:: Exercise requirements ::
Copy out lines with the word "Emma" from the material that follows.

:: Material supplied ::
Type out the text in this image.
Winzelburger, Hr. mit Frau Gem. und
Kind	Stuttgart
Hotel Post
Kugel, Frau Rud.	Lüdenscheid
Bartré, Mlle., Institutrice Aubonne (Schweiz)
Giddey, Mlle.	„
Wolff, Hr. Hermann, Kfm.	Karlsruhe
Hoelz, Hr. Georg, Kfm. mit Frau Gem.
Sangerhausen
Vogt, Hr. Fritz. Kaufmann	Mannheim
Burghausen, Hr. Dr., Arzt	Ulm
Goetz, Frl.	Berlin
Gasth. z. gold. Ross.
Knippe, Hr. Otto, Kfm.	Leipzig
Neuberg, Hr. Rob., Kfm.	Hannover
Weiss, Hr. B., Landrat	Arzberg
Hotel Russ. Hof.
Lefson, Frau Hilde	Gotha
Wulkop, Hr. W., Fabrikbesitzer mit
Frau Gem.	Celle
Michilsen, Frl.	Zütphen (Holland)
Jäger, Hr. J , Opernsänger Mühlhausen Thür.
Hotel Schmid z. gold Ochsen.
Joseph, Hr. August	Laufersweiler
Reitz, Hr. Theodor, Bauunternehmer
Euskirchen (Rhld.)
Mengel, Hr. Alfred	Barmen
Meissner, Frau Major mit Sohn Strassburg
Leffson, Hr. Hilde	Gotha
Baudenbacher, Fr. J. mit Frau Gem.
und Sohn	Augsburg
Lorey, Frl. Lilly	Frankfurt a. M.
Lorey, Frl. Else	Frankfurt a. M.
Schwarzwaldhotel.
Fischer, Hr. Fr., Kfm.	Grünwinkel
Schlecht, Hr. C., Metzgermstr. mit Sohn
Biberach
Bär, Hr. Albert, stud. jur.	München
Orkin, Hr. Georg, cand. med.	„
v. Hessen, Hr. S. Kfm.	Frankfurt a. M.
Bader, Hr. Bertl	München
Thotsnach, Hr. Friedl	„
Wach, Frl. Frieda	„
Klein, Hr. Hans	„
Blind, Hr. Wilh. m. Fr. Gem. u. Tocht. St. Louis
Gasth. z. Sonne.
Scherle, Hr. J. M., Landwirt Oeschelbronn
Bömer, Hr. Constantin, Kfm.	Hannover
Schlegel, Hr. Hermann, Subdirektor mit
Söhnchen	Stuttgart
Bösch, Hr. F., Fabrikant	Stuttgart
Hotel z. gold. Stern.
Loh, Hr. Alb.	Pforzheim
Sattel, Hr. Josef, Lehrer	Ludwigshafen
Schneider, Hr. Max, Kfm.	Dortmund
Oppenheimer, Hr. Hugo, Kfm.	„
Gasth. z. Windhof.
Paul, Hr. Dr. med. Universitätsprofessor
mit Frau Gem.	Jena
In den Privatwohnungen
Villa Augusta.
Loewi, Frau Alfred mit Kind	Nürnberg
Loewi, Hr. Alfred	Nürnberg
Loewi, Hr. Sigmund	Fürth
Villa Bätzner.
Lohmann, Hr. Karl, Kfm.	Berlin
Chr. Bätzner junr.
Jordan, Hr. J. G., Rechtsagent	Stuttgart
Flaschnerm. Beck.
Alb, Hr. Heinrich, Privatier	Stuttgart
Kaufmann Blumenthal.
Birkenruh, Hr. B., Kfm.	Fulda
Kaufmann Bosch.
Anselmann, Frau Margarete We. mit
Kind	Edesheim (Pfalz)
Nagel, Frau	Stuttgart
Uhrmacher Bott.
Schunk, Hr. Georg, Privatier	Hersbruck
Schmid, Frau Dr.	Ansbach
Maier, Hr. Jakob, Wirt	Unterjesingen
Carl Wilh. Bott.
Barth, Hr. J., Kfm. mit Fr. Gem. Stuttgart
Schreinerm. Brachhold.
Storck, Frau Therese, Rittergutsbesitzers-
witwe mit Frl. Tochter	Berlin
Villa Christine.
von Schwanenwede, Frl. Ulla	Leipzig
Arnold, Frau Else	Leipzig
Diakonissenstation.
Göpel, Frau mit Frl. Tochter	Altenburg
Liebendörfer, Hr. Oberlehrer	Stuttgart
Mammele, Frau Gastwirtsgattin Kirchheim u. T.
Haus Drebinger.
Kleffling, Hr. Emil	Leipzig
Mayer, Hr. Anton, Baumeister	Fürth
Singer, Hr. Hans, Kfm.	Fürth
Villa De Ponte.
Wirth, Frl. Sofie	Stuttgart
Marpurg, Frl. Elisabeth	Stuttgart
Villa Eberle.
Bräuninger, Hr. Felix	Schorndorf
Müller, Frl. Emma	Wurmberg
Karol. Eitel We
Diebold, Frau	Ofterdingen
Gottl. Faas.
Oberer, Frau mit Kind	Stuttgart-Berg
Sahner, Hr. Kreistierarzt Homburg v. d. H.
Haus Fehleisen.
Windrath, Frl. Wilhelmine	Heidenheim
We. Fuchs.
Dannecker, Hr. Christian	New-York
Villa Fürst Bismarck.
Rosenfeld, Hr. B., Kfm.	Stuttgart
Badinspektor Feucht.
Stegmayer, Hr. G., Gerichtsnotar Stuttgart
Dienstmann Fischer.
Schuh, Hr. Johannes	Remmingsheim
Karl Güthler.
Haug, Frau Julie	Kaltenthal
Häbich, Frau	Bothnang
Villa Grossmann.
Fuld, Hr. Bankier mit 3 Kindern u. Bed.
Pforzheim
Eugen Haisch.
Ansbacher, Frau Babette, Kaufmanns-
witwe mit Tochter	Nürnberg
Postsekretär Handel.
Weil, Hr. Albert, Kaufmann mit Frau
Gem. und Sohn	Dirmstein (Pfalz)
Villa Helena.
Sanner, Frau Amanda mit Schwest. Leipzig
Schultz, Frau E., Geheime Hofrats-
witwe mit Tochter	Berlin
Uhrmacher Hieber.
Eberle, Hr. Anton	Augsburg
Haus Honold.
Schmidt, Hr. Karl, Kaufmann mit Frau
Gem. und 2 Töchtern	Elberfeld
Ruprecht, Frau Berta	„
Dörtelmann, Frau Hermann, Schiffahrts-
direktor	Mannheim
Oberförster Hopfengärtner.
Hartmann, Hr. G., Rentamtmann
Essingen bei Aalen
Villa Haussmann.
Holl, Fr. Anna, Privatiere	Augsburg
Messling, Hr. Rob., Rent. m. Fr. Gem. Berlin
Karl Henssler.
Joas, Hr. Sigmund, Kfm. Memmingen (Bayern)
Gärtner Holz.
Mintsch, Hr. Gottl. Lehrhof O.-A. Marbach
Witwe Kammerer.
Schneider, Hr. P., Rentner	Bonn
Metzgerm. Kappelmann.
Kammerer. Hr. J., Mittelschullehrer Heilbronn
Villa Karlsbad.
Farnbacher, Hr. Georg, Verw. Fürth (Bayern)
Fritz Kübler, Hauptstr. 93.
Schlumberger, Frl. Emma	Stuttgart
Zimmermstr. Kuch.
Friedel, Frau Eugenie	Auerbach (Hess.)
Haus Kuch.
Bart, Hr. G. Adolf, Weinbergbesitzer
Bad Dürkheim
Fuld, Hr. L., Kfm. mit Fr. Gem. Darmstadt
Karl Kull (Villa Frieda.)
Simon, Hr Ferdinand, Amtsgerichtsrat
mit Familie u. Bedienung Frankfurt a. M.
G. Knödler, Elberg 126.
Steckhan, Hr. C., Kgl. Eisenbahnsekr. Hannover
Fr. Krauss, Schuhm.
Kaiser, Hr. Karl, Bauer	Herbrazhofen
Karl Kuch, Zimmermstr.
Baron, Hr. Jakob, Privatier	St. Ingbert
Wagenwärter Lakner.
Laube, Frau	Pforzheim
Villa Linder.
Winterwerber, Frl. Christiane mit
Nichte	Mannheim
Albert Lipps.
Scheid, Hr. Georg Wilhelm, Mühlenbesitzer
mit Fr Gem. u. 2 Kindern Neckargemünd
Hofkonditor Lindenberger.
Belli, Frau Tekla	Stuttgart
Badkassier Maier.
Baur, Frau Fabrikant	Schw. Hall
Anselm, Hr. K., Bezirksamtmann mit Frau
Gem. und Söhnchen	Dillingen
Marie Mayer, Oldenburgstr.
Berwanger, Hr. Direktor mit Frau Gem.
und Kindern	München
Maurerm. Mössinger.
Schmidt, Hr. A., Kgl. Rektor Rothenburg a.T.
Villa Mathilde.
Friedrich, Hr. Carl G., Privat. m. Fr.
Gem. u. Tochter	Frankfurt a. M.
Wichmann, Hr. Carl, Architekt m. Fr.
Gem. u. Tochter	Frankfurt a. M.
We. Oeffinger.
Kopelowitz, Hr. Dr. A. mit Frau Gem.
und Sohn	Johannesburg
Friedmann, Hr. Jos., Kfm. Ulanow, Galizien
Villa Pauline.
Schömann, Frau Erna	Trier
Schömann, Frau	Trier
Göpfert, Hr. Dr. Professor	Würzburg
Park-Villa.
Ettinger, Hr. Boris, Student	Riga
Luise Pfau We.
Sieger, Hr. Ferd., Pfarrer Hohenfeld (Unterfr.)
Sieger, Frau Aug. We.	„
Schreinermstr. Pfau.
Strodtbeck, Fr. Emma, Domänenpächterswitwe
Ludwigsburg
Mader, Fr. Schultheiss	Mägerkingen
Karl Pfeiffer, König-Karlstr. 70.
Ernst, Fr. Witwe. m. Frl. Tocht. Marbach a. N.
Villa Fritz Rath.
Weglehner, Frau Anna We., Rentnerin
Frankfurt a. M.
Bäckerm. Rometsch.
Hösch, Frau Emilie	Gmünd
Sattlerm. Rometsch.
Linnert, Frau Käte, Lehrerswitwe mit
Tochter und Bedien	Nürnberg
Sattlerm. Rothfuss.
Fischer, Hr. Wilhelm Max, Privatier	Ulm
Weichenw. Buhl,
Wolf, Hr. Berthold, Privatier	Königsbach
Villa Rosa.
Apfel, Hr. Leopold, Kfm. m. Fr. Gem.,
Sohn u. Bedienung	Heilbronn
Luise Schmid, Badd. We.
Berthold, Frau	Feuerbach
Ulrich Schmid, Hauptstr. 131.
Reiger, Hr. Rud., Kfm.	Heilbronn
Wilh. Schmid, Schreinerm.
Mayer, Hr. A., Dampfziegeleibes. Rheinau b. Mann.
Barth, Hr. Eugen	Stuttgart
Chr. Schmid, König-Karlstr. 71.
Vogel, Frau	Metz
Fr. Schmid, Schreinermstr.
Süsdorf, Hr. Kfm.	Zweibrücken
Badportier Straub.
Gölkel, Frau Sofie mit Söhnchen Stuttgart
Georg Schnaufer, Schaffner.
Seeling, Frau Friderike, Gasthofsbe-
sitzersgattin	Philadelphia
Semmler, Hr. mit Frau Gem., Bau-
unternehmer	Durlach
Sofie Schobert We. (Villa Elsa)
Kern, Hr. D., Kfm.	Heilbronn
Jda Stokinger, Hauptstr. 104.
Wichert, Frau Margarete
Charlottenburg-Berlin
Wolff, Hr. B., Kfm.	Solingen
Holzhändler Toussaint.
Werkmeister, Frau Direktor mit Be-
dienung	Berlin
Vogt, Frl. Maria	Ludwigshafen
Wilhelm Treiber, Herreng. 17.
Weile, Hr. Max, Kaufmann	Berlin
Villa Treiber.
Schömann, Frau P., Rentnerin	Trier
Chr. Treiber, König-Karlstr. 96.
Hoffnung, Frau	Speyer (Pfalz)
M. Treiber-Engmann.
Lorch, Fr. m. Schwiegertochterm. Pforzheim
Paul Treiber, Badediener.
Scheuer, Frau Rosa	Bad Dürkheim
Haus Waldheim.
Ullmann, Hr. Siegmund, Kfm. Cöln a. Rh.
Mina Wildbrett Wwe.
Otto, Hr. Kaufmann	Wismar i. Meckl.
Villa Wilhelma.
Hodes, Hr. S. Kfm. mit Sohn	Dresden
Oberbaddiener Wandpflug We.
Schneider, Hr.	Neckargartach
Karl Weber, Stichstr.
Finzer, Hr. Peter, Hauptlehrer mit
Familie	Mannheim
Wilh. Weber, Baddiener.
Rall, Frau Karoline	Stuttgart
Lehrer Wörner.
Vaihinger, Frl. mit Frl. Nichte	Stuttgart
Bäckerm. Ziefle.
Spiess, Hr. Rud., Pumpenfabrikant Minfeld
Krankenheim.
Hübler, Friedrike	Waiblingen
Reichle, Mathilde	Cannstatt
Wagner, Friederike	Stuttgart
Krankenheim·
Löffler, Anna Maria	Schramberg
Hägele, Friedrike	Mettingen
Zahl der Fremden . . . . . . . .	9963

:: Solution for this task ::
Müller, Frl. Emma	Wurmberg
Schlumberger, Frl. Emma	Stuttgart
Strodtbeck, Fr. Emma, Domänenpächterswitwe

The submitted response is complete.